Repeat the material exactly as it appears.

Stored data entries
____________

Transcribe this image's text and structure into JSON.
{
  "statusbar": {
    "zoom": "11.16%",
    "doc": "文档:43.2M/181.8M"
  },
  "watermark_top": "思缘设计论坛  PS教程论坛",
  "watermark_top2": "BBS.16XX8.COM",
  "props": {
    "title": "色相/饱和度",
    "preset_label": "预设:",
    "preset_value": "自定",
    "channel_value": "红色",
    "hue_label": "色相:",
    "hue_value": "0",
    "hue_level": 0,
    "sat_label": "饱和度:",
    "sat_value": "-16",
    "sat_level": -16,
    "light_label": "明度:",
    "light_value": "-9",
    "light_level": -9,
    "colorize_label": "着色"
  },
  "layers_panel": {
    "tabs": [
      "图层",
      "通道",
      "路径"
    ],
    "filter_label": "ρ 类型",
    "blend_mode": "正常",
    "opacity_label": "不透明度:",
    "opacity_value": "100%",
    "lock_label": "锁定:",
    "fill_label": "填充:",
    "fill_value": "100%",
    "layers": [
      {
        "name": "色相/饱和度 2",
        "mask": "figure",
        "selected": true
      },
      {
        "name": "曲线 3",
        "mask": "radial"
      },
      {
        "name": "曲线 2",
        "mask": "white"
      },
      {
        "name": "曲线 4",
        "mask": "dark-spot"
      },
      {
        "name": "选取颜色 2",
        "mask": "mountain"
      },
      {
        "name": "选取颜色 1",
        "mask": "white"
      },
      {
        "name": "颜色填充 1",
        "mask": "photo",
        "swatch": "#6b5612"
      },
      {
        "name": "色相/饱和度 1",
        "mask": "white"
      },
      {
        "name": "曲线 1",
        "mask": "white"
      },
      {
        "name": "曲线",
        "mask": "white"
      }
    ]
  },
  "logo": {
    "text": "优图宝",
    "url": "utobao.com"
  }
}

____________

- Correct answer -
Transcribe this image's text and structure into JSON.
{
  "statusbar": {
    "zoom": "11.16%",
    "doc": "文档:43.2M/181.8M"
  },
  "watermark_top": "思缘设计论坛  PS教程论坛",
  "watermark_top2": "BBS.16XX8.COM",
  "props": {
    "title": "色相/饱和度",
    "preset_label": "预设:",
    "preset_value": "自定",
    "channel_value": "红色",
    "hue_label": "色相:",
    "hue_value": "0",
    "hue_level": 0,
    "sat_label": "饱和度:",
    "sat_value": "-16",
    "sat_level": -16,
    "light_label": "明度:",
    "light_value": "-9",
    "light_level": -9,
    "colorize_label": "着色"
  },
  "layers_panel": {
    "tabs": [
      "图层",
      "通道",
      "路径"
    ],
    "filter_label": "ρ 类型",
    "blend_mode": "正常",
    "opacity_label": "不透明度:",
    "opacity_value": "100%",
    "lock_label": "锁定:",
    "fill_label": "填充:",
    "fill_value": "100%",
    "layers": [
      {
        "name": "色相/饱和度 2",
        "mask": "figure",
        "selected": true
      },
      {
        "name": "曲线 3",
        "mask": "radial"
      },
      {
        "name": "曲线 2",
        "mask": "white"
      },
      {
        "name": "曲线 4",
        "mask": "dark-spot"
      },
      {
        "name": "选取颜色 2",
        "mask": "mountain"
      },
      {
        "name": "选取颜色 1",
        "mask": "white"
      },
      {
        "name": "颜色填充 1",
        "mask": "photo",
        "swatch": "#6b5612"
      },
      {
        "name": "色相/饱和度 1",
        "mask": "white"
      },
      {
        "name": "曲线 1",
        "mask": "white"
      },
      {
        "name": "曲线",
        "mask": "white"
      }
    ]
  },
  "logo": {
    "text": "优图宝",
    "url": "utobao.com"
  }
}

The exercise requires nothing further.